(Data records)
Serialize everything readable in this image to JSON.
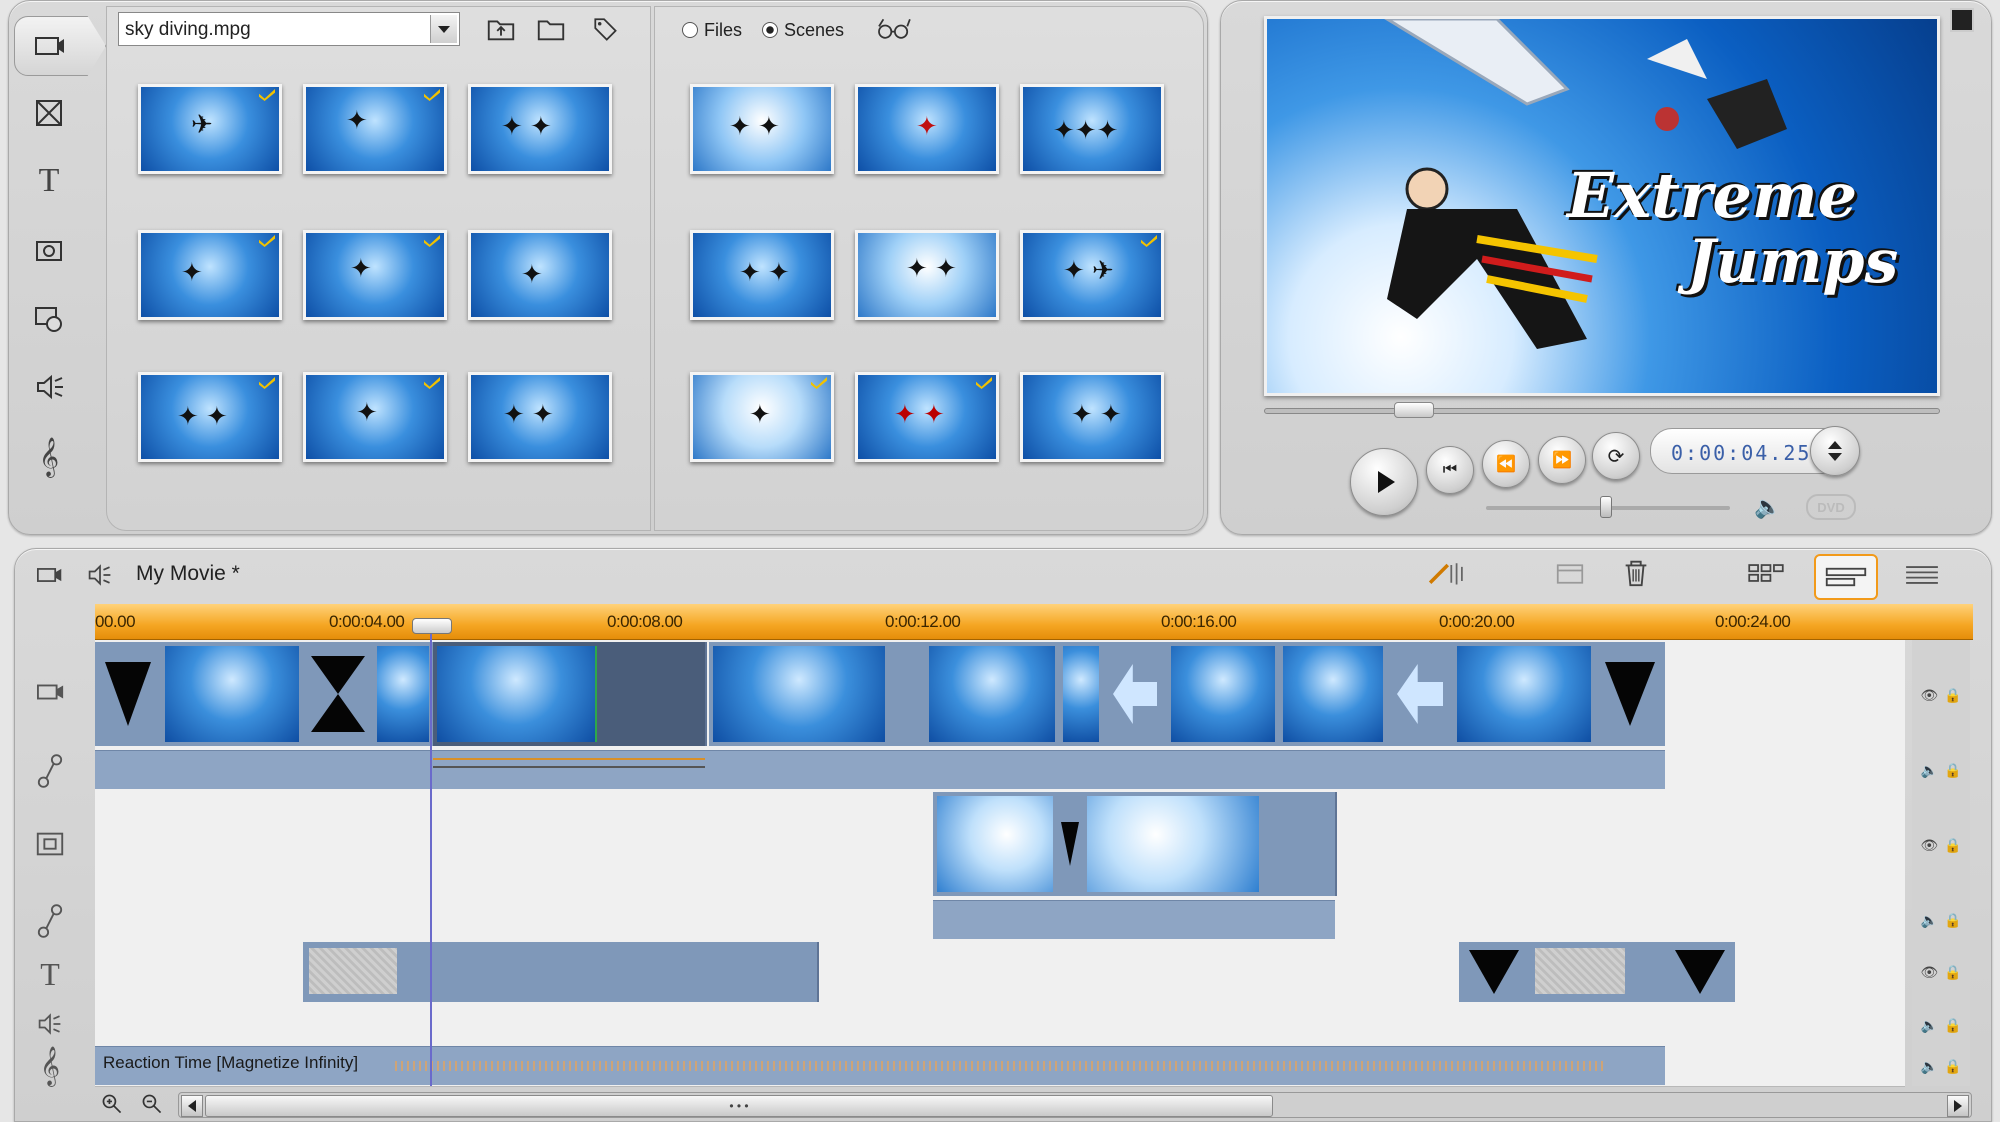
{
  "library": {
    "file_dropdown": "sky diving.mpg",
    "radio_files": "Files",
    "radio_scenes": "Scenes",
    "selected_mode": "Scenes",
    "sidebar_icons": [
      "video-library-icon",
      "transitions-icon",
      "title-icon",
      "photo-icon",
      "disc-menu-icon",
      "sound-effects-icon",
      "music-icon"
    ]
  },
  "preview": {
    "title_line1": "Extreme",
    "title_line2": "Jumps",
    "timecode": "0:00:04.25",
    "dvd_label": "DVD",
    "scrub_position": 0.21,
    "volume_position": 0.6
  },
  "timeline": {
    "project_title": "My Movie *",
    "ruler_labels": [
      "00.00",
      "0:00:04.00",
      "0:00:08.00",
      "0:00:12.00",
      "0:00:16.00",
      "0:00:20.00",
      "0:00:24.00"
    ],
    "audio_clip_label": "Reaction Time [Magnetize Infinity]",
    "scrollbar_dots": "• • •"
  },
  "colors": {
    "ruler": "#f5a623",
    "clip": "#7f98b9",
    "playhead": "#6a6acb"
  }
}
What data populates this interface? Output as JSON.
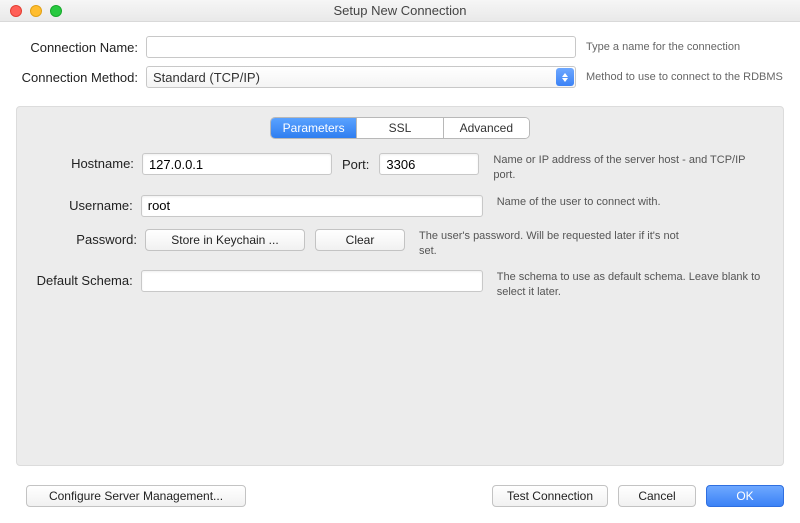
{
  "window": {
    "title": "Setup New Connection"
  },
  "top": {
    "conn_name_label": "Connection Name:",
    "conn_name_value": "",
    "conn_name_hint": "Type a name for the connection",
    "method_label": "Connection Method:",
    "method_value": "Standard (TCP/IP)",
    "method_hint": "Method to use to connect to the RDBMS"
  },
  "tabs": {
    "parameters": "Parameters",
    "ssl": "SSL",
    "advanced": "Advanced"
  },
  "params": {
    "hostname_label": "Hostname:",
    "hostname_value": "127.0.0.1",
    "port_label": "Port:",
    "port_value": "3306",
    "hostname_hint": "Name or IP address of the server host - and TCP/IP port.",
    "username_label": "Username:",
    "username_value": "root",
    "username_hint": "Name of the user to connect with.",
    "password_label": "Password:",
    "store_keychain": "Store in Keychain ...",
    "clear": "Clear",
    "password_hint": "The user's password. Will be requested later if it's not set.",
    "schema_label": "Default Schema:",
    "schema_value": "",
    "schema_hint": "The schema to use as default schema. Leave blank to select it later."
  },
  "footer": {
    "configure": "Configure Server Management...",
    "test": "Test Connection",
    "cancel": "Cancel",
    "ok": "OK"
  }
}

_Aim of the exercise:_ From the listing above, copy every line that holds the string "this".

_Exercise result:_
Serialize everything readable in this image to JSON.
What data populates this interface? Output as JSON.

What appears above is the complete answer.